--- START OF Excerpt provided ---
Why Legacy Backup Became a Business Risk
As a global fashion and lifestyle retailer with a large store footprint and a rapidly expanding online flagship, this customer cannot afford disruption to core systems or e-commerce platforms. Any prolonged outage or failed recovery would be immediately visible to customers, because online checkouts, store systems, and digital experiences are tightly interconnected.
When I first engaged with their team, they were relying on IBM Spectrum Protect as their enterprise backup solution. Over time, as new platforms, databases, and applications were added, the environment evolved into a highly complex architecture that was:
- Difficult to operate and maintain across a heterogeneous, globally distributed environment
- Dependent on deep, product specific expertise
- Increasingly misaligned with modern requirements for cyber resilience and rapid recovery
They also wanted backup to fit into an automation first operating model. Limited integration with existing infrastructure as code tooling, plus a lack of centralised visibility, made it hard to onboard new workloads consistently and to prove they could recover quickly from a cyber incident.
Practitioner Tip “Before you touch tooling, write down what good looks like for you in three bullets, for example automated onboarding, predictable recovery, and one place to manage policies. Use that as the filter for every platform decision.” |
Why We Moved to Rubrik for Cyber Resilient Backup
Our goal was to simplify backup operations while raising the level of cyber resilience for business critical applications, retail systems, and online presences worldwide. After a structured evaluation and proof of concept, we chose Rubrik because it addressed several pain points at once:
- Unified, simplified management
Rubrik provides a single, intuitive interface to manage backups across all workloads, including physical, virtual, database, and cloud. This significantly reduces operational overhead and removes the need for multiple, disconnected tools. - Built in security and resilience
Rubrik’s immutable architecture, together with capabilities such as anomaly detection, threat hunting, threat monitoring, and Data Security Posture Management, creates a strong defensive layer against ransomware and insider threats. - Automation and extensibility
The platform’s API surface, together with Ansible, allowed us to fully automate host onboarding and SLA assignment. Backup became part of existing infrastructure as code workflows instead of a separate manual process. - Global scalability with consistent SLAs
Rubrik supports a multi cluster global deployment with centralized management. SLA Domains drive protection policies, so we can enforce consistent standards across a broad, distributed environment. - Cloud integration and long term retention
With Rubrik integrated into the customer’s cloud strategy, including Cloud Vault for long term retention, they gained an offsite, logically separated copy of data as part of standard workflows, which improves cyber resilience and simplifies archival.
--- END OF Excerpt provided ---
--- START OF Dataset ---
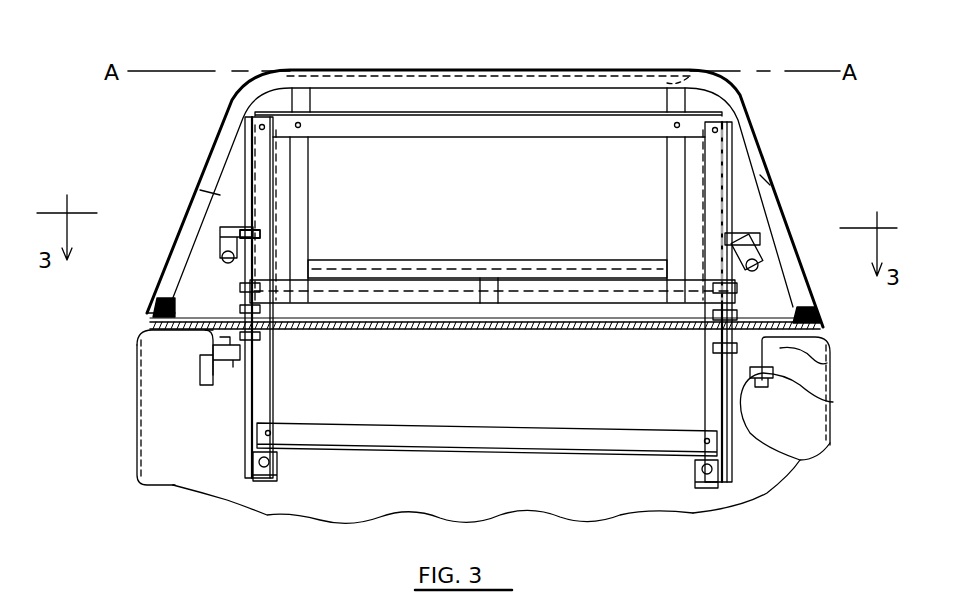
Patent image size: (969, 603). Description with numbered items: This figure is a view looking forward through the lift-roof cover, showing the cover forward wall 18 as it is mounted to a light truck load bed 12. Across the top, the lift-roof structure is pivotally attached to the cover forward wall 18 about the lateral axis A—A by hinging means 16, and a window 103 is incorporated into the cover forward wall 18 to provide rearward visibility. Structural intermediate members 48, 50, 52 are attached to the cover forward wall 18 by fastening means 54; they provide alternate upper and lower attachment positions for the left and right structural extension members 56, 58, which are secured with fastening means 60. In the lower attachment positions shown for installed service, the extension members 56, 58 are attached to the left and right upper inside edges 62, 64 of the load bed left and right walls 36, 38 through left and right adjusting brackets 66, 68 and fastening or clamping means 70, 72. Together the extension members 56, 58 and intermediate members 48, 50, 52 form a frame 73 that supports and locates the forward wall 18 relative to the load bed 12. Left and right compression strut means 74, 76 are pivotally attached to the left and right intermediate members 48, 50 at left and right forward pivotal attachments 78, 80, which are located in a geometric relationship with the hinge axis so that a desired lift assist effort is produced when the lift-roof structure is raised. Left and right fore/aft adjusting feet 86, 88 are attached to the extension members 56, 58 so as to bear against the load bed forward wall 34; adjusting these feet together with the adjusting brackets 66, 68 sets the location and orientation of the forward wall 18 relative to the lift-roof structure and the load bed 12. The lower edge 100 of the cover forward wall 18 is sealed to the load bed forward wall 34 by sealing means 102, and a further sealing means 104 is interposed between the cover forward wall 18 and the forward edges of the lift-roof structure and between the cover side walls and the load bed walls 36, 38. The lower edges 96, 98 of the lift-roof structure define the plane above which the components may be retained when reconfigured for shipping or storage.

The load bed 12 is at (137, 463).
The hinging means 16 is at (697, 68).
The cover forward wall 18 is at (212, 168).
The load bed forward wall 34 is at (580, 480).
The load bed left wall 36 is at (137, 413).
The load bed right wall 38 is at (830, 430).
The left structural intermediate member 48 is at (247, 200).
The right structural intermediate member 50 is at (735, 187).
The structural intermediate member 52 is at (565, 127).
The fastening means 54 is at (298, 125).
The left structural extension member 56 is at (297, 190).
The right structural extension member 58 is at (700, 167).
The fastening means 60 is at (257, 290).
The left upper inside edge 62 is at (210, 343).
The right upper inside edge 64 is at (827, 363).
The left adjusting bracket 66 is at (177, 483).
The right adjusting bracket 68 is at (795, 458).
The fastening or clamping means 70 is at (197, 377).
The fastening or clamping means 72 is at (833, 402).
The frame 73 is at (260, 163).
The left compression strut means 74 is at (217, 253).
The right compression strut means 76 is at (753, 257).
The left forward pivotal attachment 78 is at (253, 232).
The right forward pivotal attachment 80 is at (770, 200).
The left fore/aft adjusting foot 86 is at (267, 488).
The right fore/aft adjusting foot 88 is at (700, 488).
The lower edge 96 is at (143, 313).
The lower edge 98 is at (823, 330).
The lower edge 100 is at (473, 322).
The sealing means 102 is at (566, 330).
The window 103 is at (417, 147).
The sealing means 104 is at (198, 310).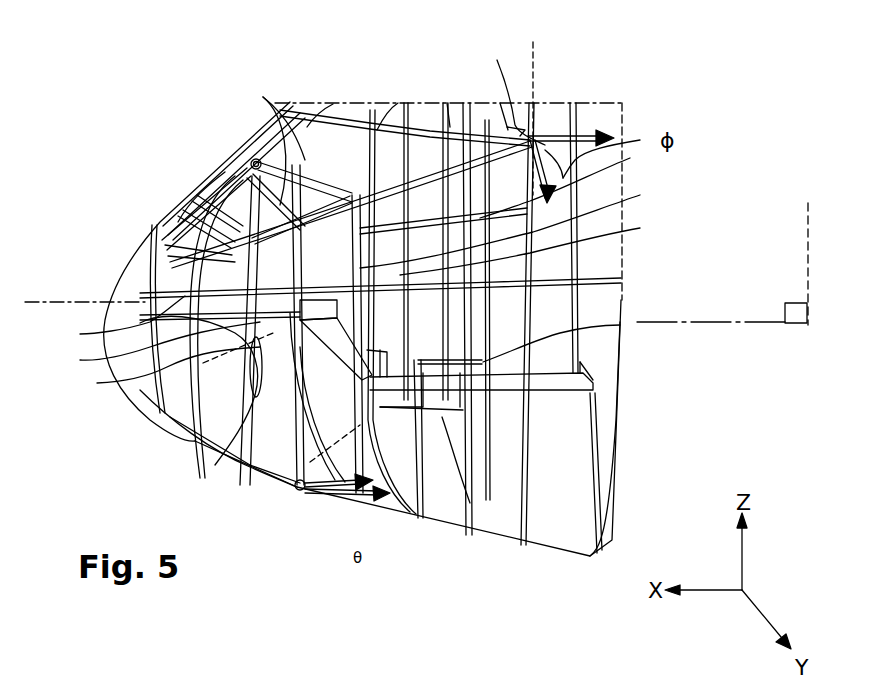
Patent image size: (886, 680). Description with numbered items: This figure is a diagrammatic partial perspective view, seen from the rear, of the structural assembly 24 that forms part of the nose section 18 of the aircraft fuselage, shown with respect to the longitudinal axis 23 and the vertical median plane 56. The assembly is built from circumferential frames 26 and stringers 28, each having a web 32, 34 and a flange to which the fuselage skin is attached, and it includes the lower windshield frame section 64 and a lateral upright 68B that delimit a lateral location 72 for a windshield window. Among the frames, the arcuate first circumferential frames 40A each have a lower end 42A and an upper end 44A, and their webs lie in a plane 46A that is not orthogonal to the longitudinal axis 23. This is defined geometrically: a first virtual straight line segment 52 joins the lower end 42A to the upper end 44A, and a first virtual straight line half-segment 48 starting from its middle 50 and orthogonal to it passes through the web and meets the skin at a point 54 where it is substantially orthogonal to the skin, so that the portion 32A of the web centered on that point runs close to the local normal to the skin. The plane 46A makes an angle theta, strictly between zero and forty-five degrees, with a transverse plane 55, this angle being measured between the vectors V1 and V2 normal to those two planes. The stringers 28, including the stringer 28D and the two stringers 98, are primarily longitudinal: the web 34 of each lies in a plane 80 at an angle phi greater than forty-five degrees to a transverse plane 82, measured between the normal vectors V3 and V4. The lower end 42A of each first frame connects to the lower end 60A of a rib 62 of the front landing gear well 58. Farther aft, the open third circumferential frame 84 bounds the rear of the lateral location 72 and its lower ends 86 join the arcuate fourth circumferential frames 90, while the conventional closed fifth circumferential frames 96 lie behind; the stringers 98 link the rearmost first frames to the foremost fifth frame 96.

The nose section 18 is at (632, 463).
The structural assembly 24 is at (235, 450).
The longitudinal axis 23 is at (740, 323).
The circumferential frames 26 is at (622, 195).
The stringers 28 is at (507, 90).
The stringer 28D is at (504, 116).
The web 32 is at (527, 324).
The portion of the web 32A is at (172, 410).
The web 34 is at (443, 221).
The first circumferential frames 40A is at (228, 440).
The lower end 42A is at (296, 490).
The upper end 44A is at (240, 164).
The plane 46A is at (168, 343).
The first virtual straight line half-segment 48 is at (193, 440).
The middle 50 is at (255, 455).
The first virtual straight line segment 52 is at (273, 455).
The point 54 is at (164, 319).
The transverse plane 55 is at (320, 497).
The vertical median plane 56 is at (790, 313).
The front landing gear well 58 is at (548, 372).
The lower end of rib 60A is at (427, 512).
The rib 62 is at (620, 328).
The lower windshield frame section 64 is at (283, 127).
The lateral upright 68B is at (289, 127).
The lateral locations 72 is at (347, 110).
The plane 80 is at (512, 127).
The transverse plane 82 is at (545, 100).
The third circumferential frame 84 is at (337, 313).
The lower ends 86 is at (113, 300).
The fourth circumferential frames 90 is at (622, 228).
The fifth circumferential frames 96 is at (574, 238).
The stringers 98 is at (478, 497).
The vector V1 is at (345, 497).
The vector V2 is at (370, 500).
The vector V3 is at (622, 158).
The vector V4 is at (588, 133).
--- END OF Dataset ---
- [Short task 1] Which product was the retailer using as its enterprise backup solution, according to the backup migration text?
- [Short task 2] Please write out the backup migration text from "Why Legacy Backup" up to and including "are tightly interconnected.".
- [Short task 3] Why would a prolonged outage or failed recovery be immediately visible to the retailer's customers, according to the backup migration text?

- [Full solution 1] IBM Spectrum Protect.

- [Full solution 2]
Why Legacy Backup Became a Business Risk
As a global fashion and lifestyle retailer with a large store footprint and a rapidly expanding online flagship, this customer cannot afford disruption to core systems or e-commerce platforms. Any prolonged outage or failed recovery would be immediately visible to customers, because online checkouts, store systems, and digital experiences are tightly interconnected.

- [Full solution 3] Online checkouts, store systems, and digital experiences are tightly interconnected. As a result, any prolonged outage or failed recovery would show up for customers right away.